Written problem: Leave out the pictures, then reproduce the rest of the material exactly.

(Data records)
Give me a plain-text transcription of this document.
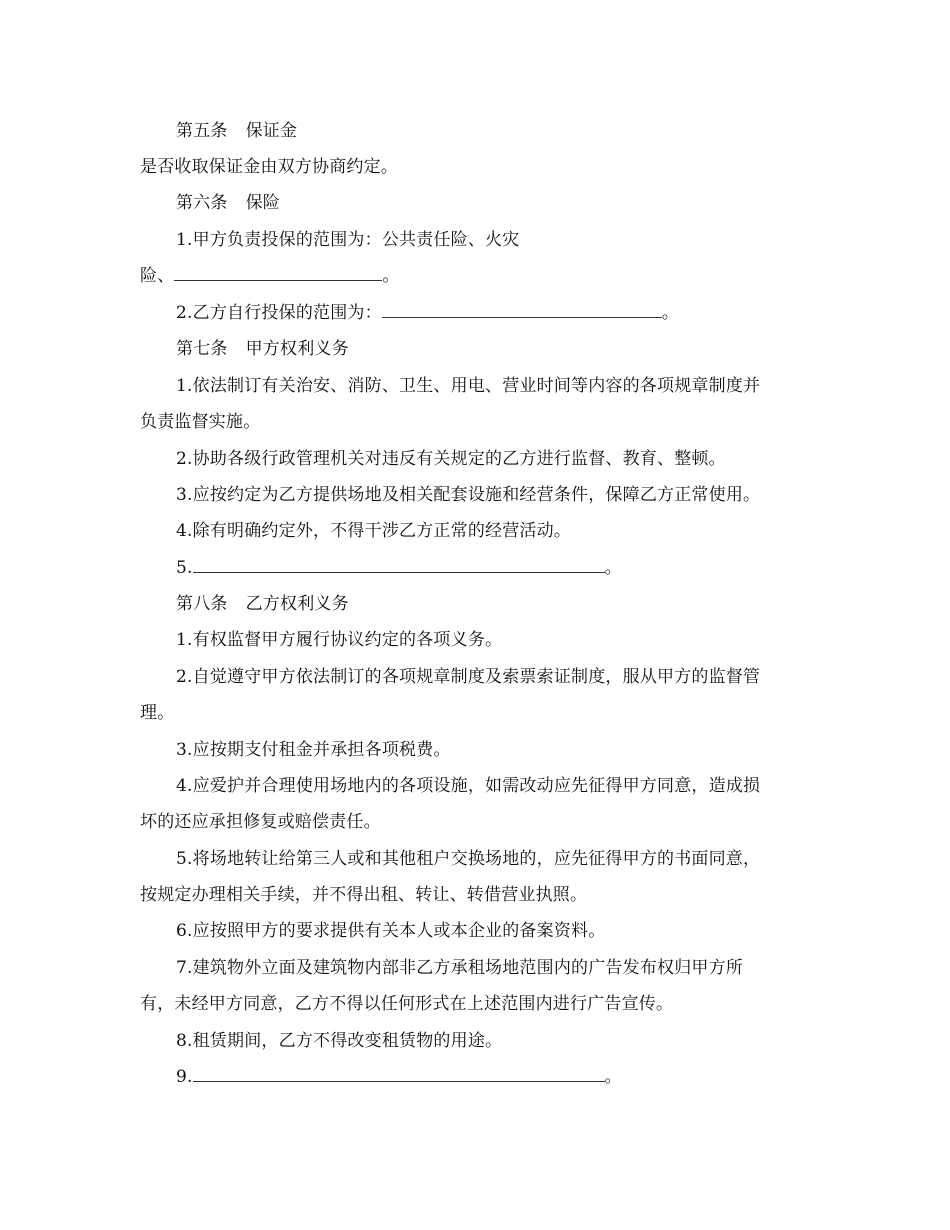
第五条 保证金
是否收取保证金由双方协商约定。
第六条 保险
1.甲方负责投保的范围为：公共责任险、火灾
险、	。
2.乙方自行投保的范围为：	。
第七条 甲方权利义务
1.依法制订有关治安、消防、卫生、用电、营业时间等内容的各项规章制度并
负责监督实施。
2.协助各级行政管理机关对违反有关规定的乙方进行监督、教育、整顿。
3.应按约定为乙方提供场地及相关配套设施和经营条件，保障乙方正常使用。
4.除有明确约定外，不得干涉乙方正常的经营活动。
5.	。
第八条 乙方权利义务
1.有权监督甲方履行协议约定的各项义务。
2.自觉遵守甲方依法制订的各项规章制度及索票索证制度，服从甲方的监督管
理。
3.应按期支付租金并承担各项税费。
4.应爱护并合理使用场地内的各项设施，如需改动应先征得甲方同意，造成损
坏的还应承担修复或赔偿责任。
5.将场地转让给第三人或和其他租户交换场地的，应先征得甲方的书面同意，
按规定办理相关手续，并不得出租、转让、转借营业执照。
6.应按照甲方的要求提供有关本人或本企业的备案资料。
7.建筑物外立面及建筑物内部非乙方承租场地范围内的广告发布权归甲方所
有，未经甲方同意，乙方不得以任何形式在上述范围内进行广告宣传。
8.租赁期间，乙方不得改变租赁物的用途。
9.	。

Solution:
Give me a plain-text transcription of this document.
第五条 保证金
是否收取保证金由双方协商约定。
第六条 保险
1.甲方负责投保的范围为：公共责任险、火灾
险、	。
2.乙方自行投保的范围为：	。
第七条 甲方权利义务
1.依法制订有关治安、消防、卫生、用电、营业时间等内容的各项规章制度并
负责监督实施。
2.协助各级行政管理机关对违反有关规定的乙方进行监督、教育、整顿。
3.应按约定为乙方提供场地及相关配套设施和经营条件，保障乙方正常使用。
4.除有明确约定外，不得干涉乙方正常的经营活动。
5.	。
第八条 乙方权利义务
1.有权监督甲方履行协议约定的各项义务。
2.自觉遵守甲方依法制订的各项规章制度及索票索证制度，服从甲方的监督管
理。
3.应按期支付租金并承担各项税费。
4.应爱护并合理使用场地内的各项设施，如需改动应先征得甲方同意，造成损
坏的还应承担修复或赔偿责任。
5.将场地转让给第三人或和其他租户交换场地的，应先征得甲方的书面同意，
按规定办理相关手续，并不得出租、转让、转借营业执照。
6.应按照甲方的要求提供有关本人或本企业的备案资料。
7.建筑物外立面及建筑物内部非乙方承租场地范围内的广告发布权归甲方所
有，未经甲方同意，乙方不得以任何形式在上述范围内进行广告宣传。
8.租赁期间，乙方不得改变租赁物的用途。
9.	。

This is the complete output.